- **RECORD LIST**
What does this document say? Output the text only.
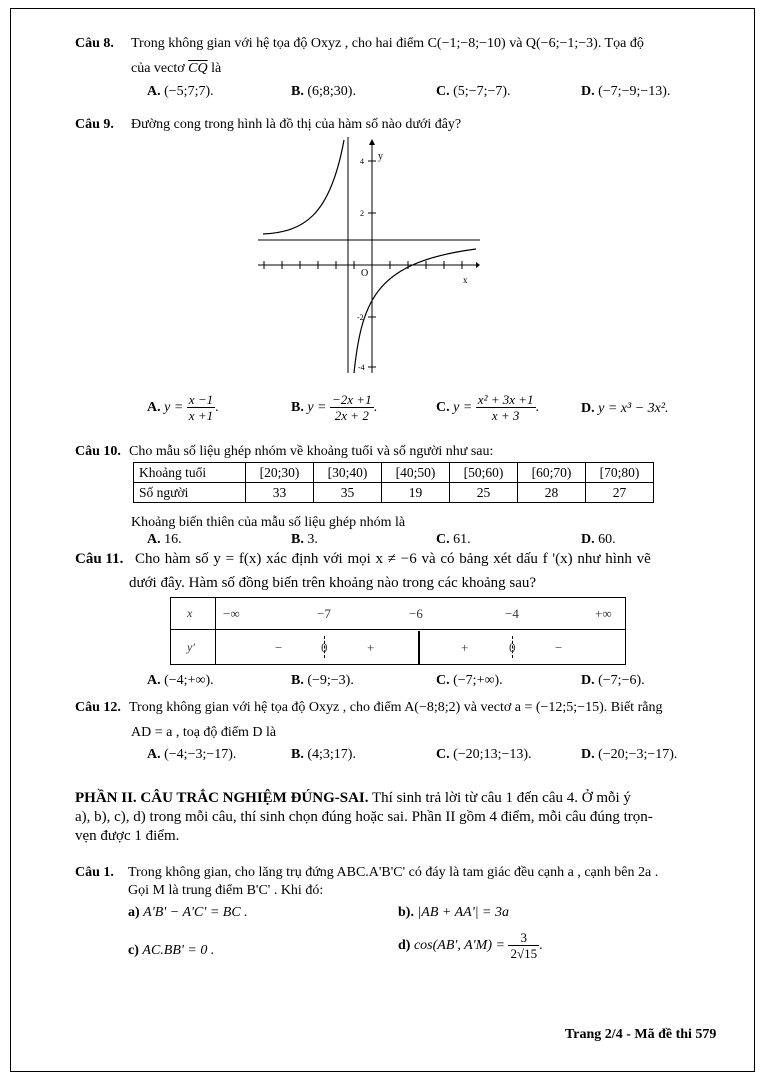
Câu 8. Trong không gian với hệ tọa độ Oxyz , cho hai điểm C(−1;−8;−10) và Q(−6;−1;−3). Tọa độ
của vectơ $\overline{CQ}$ là
A. (−5;7;7).	B. (6;8;30).	C. (5;−7;−7).	D. (−7;−9;−13).
Câu 9. Đường cong trong hình là đồ thị của hàm số nào dưới đây?
4
2
-2
-4
y
x
O
A. $y = \frac{x -1}{x +1}$ .	B. $y = \frac{-2x +1}{2x + 2}$ .	C. $y = \frac{\text{x² + 3x +1}}{x + 3}$ .	D. y = x³ − 3x².
Câu 10. Cho mẫu số liệu ghép nhóm về khoảng tuổi và số người như sau:
Khoảng tuổi	[20;30)	[30;40)	[40;50)	[50;60)	[60;70)	[70;80)
Số người	33	35	19	25	28	27
Khoảng biến thiên của mẫu số liệu ghép nhóm là
A. 16.	B. 3.	C. 61.	D. 60.
Câu 11. Cho hàm số y = f(x) xác định với mọi x ≠ −6 và có bảng xét dấu f '(x) như hình vẽ
dưới đây. Hàm số đồng biến trên khoảng nào trong các khoảng sau?
x
y′
−∞	−7	−6	−4	+∞
−	0	+	+	0	−
A. (−4;+∞).	B. (−9;−3).	C. (−7;+∞).	D. (−7;−6).
Câu 12. Trong không gian với hệ tọa độ Oxyz , cho điểm A(−8;8;2) và vectơ a = (−12;5;−15). Biết rằng
AD = a , toạ độ điểm D là
A. (−4;−3;−17).	B. (4;3;17).	C. (−20;13;−13).	D. (−20;−3;−17).
PHẦN II. CÂU TRẮC NGHIỆM ĐÚNG-SAI. Thí sinh trả lời từ câu 1 đến câu 4. Ở mỗi ý
a), b), c), d) trong mỗi câu, thí sinh chọn đúng hoặc sai. Phần II gồm 4 điểm, mỗi câu đúng trọn-
vẹn được 1 điểm.
Câu 1. Trong không gian, cho lăng trụ đứng ABC.A'B'C' có đáy là tam giác đều cạnh a , cạnh bên 2a .
Gọi M là trung điểm B'C' . Khi đó:
a) A'B' − A'C' = BC .	b). |AB + AA'| = 3a
c) AC.BB' = 0 .	d) cos(AB', $A'M) = \frac{3}{2√15}$ .
Trang 2/4 - Mã đề thi 579
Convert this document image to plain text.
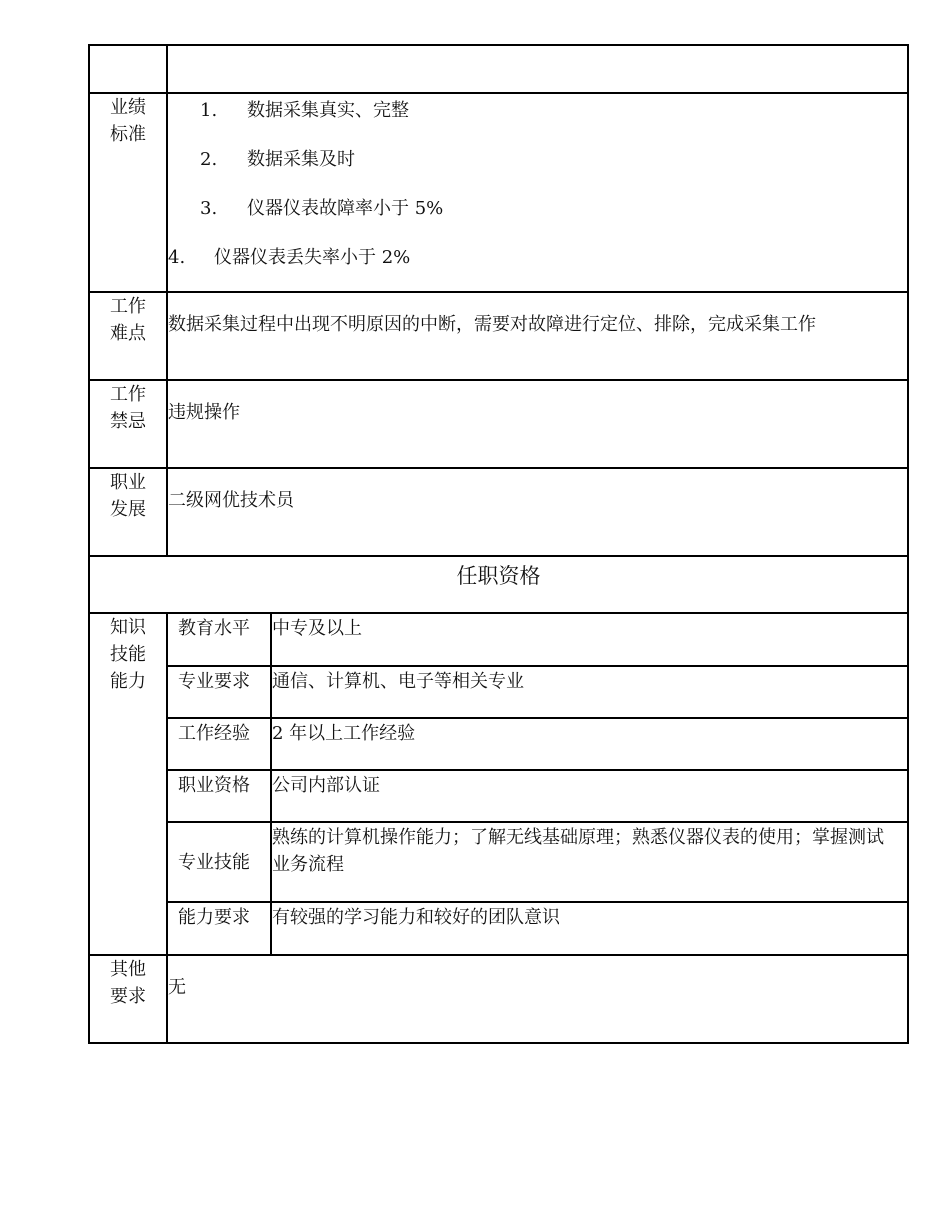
业绩标准	
1. 数据采集真实、完整
2. 数据采集及时
3. 仪器仪表故障率小于 5%
4. 仪器仪表丢失率小于 2%

工作难点	数据采集过程中出现不明原因的中断，需要对故障进行定位、排除，完成采集工作

工作禁忌	违规操作

职业发展	二级网优技术员

任职资格

知识技能能力	
教育水平	中专及以上
专业要求	通信、计算机、电子等相关专业
工作经验	2 年以上工作经验
职业资格	公司内部认证
专业技能	熟练的计算机操作能力；了解无线基础原理；熟悉仪器仪表的使用；掌握测试业务流程
能力要求	有较强的学习能力和较好的团队意识

其他要求	无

- **WHAT IS REQUIRED**
Copy each line in the data that holds the word "gian".

- **OUTPUT OF THE EXERCISE**
Câu 8. Trong không gian với hệ tọa độ Oxyz , cho hai điểm C(−1;−8;−10) và Q(−6;−1;−3). Tọa độ
Câu 12. Trong không gian với hệ tọa độ Oxyz , cho điểm A(−8;8;2) và vectơ a = (−12;5;−15). Biết rằng
Câu 1. Trong không gian, cho lăng trụ đứng ABC.A'B'C' có đáy là tam giác đều cạnh a , cạnh bên 2a .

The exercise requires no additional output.